Entries from a dataset
## start
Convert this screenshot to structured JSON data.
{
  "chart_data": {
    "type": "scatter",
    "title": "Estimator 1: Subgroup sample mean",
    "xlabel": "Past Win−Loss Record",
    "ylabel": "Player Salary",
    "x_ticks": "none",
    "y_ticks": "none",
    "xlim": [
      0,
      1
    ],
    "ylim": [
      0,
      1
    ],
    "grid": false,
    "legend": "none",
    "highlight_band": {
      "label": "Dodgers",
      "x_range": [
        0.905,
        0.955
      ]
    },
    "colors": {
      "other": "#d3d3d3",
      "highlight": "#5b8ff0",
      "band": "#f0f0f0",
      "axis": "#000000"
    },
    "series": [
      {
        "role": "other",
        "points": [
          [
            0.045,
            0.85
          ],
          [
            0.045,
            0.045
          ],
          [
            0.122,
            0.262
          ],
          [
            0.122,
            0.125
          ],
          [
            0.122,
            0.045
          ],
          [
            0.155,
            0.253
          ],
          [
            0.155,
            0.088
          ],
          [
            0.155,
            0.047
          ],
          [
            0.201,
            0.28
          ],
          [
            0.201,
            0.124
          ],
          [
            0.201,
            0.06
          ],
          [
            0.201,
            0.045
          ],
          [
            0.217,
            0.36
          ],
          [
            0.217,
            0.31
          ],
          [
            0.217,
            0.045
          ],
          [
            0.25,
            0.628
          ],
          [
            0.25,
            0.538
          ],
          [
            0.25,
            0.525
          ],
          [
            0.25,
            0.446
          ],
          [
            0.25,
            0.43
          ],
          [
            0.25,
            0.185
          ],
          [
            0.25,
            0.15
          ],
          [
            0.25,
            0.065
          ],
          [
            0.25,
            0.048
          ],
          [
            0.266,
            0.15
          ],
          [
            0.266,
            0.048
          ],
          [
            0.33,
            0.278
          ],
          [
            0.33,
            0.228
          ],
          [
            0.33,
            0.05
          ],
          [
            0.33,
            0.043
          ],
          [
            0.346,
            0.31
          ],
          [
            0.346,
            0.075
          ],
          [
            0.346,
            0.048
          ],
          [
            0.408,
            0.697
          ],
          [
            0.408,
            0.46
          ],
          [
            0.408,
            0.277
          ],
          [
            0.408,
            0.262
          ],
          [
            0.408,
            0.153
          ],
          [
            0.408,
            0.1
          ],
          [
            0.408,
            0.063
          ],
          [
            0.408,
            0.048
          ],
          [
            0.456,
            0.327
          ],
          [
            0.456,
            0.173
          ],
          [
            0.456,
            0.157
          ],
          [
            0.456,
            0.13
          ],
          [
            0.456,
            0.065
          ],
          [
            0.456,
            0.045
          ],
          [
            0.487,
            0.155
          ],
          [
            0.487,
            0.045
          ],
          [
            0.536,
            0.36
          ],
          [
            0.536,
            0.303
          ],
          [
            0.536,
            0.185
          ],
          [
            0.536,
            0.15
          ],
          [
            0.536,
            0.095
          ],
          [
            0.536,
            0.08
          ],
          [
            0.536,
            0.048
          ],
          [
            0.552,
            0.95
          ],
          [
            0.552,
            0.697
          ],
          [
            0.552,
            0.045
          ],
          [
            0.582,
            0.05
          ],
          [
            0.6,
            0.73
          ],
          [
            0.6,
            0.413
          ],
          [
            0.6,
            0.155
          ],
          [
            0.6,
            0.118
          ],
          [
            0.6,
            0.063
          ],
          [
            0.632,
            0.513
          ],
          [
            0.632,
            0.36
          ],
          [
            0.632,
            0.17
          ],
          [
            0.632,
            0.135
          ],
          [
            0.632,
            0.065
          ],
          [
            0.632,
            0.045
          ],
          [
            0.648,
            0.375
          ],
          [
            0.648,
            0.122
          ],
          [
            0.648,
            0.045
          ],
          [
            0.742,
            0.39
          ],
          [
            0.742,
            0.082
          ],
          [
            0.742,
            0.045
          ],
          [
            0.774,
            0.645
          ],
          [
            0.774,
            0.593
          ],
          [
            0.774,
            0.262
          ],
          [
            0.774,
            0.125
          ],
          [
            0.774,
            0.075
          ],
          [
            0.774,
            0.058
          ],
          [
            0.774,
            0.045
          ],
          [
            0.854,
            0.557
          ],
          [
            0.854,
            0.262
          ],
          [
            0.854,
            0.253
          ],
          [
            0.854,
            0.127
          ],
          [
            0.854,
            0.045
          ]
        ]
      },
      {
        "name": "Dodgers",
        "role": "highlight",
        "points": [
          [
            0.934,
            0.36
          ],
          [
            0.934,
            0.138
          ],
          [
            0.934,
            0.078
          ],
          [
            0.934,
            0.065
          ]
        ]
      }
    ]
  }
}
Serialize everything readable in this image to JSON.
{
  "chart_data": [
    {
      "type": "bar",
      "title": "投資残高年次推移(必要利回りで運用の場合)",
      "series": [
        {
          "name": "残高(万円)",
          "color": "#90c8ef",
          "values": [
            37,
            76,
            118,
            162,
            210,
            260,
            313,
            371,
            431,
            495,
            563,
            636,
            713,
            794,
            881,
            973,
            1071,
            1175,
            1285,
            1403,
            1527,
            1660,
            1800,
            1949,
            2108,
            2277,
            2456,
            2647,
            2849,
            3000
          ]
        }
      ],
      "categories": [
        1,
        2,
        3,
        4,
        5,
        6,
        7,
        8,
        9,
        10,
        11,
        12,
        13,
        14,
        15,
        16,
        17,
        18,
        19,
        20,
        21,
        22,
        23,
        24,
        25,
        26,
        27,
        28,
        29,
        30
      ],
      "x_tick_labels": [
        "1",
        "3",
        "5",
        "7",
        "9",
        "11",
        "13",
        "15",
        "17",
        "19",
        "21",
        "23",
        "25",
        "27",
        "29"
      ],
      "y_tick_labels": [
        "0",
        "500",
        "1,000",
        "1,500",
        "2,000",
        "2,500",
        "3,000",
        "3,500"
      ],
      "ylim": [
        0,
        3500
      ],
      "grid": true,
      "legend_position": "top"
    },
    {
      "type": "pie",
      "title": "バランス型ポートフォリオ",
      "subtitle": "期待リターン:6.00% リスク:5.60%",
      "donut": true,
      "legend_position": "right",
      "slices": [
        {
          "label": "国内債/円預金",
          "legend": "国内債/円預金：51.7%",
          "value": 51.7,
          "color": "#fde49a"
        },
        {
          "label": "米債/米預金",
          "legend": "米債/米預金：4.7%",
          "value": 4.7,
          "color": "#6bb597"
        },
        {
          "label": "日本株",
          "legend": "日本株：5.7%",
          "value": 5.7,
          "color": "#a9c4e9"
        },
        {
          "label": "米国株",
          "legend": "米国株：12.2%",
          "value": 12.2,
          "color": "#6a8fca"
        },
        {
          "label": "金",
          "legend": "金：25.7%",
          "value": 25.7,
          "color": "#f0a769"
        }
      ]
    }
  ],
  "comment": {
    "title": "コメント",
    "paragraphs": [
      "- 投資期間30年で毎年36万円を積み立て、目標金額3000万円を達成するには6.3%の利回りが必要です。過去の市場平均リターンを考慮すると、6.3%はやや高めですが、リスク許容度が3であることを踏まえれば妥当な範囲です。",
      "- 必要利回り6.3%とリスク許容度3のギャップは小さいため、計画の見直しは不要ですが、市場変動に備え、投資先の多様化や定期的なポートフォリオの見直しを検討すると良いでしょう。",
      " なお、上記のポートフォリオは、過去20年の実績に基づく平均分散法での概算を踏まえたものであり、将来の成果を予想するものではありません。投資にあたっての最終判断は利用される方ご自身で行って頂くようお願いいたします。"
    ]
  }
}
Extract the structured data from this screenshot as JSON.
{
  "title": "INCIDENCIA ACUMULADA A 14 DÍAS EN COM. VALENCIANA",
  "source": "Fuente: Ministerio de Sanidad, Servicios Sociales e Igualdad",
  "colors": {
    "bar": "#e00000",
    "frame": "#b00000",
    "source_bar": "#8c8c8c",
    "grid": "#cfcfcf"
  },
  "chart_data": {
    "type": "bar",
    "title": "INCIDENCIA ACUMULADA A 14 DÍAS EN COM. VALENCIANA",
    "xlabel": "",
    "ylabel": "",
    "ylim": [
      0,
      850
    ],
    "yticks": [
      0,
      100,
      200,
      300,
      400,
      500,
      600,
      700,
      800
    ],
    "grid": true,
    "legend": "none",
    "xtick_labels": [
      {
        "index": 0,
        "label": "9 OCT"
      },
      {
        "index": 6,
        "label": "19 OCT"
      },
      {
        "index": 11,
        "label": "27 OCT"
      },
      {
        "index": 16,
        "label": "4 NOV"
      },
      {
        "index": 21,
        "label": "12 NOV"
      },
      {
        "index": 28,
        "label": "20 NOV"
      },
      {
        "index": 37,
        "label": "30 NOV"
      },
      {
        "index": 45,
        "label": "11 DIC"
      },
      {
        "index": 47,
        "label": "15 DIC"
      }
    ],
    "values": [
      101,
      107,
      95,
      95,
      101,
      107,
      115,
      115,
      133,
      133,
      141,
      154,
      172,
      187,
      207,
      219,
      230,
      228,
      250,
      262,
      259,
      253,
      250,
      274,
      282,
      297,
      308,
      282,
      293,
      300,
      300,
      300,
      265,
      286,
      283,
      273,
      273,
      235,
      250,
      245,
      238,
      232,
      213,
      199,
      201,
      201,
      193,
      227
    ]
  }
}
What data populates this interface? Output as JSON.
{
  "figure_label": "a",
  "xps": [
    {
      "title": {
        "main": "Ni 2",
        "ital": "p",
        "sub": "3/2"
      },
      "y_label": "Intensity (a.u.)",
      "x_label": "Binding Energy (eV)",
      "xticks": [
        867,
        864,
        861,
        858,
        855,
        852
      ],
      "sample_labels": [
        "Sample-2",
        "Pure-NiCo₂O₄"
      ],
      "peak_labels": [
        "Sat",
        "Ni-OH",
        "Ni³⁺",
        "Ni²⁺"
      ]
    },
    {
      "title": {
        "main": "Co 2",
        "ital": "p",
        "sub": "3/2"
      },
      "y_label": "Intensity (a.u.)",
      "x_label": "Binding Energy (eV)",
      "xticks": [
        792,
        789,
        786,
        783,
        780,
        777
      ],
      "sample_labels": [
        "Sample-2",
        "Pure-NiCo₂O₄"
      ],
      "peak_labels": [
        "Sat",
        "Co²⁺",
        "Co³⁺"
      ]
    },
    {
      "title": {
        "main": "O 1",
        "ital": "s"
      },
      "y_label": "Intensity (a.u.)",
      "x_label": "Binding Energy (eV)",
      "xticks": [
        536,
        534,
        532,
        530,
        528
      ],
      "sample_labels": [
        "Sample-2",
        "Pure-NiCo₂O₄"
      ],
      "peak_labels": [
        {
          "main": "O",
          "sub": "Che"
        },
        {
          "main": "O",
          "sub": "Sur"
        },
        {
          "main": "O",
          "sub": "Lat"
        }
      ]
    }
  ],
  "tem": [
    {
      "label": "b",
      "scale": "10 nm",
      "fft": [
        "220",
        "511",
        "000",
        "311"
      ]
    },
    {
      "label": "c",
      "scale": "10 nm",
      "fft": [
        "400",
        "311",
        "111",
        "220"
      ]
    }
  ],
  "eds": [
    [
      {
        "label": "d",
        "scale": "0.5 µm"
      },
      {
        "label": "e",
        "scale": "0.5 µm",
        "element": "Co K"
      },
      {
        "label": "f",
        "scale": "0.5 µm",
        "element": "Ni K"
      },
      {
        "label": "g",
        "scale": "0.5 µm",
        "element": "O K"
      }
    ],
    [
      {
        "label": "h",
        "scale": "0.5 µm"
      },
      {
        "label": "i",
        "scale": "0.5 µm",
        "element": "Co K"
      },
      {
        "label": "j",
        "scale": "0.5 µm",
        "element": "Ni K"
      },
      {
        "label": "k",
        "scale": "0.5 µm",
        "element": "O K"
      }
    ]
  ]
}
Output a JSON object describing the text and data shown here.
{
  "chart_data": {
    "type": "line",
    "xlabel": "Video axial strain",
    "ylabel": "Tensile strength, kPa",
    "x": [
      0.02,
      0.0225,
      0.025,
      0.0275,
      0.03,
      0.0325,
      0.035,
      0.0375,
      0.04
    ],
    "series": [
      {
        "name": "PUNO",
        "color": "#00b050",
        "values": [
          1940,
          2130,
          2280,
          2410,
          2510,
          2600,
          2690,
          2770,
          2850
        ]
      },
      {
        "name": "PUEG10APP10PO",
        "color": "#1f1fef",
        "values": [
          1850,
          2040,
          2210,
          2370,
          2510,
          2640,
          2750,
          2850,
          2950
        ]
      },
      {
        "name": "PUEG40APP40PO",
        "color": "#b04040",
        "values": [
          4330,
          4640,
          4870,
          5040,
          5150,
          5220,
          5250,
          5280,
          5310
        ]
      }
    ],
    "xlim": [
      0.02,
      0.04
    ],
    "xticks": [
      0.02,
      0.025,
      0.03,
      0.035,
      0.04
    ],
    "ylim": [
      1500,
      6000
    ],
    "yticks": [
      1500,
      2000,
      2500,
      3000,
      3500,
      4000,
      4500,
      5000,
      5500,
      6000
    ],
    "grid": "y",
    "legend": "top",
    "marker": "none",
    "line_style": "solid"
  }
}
## end
## Work required
Select, from the listing, all lines that include the word "index".

## Answer for the task
        "index": 0,
        "index": 6,
        "index": 11,
        "index": 16,
        "index": 21,
        "index": 28,
        "index": 37,
        "index": 45,
        "index": 47,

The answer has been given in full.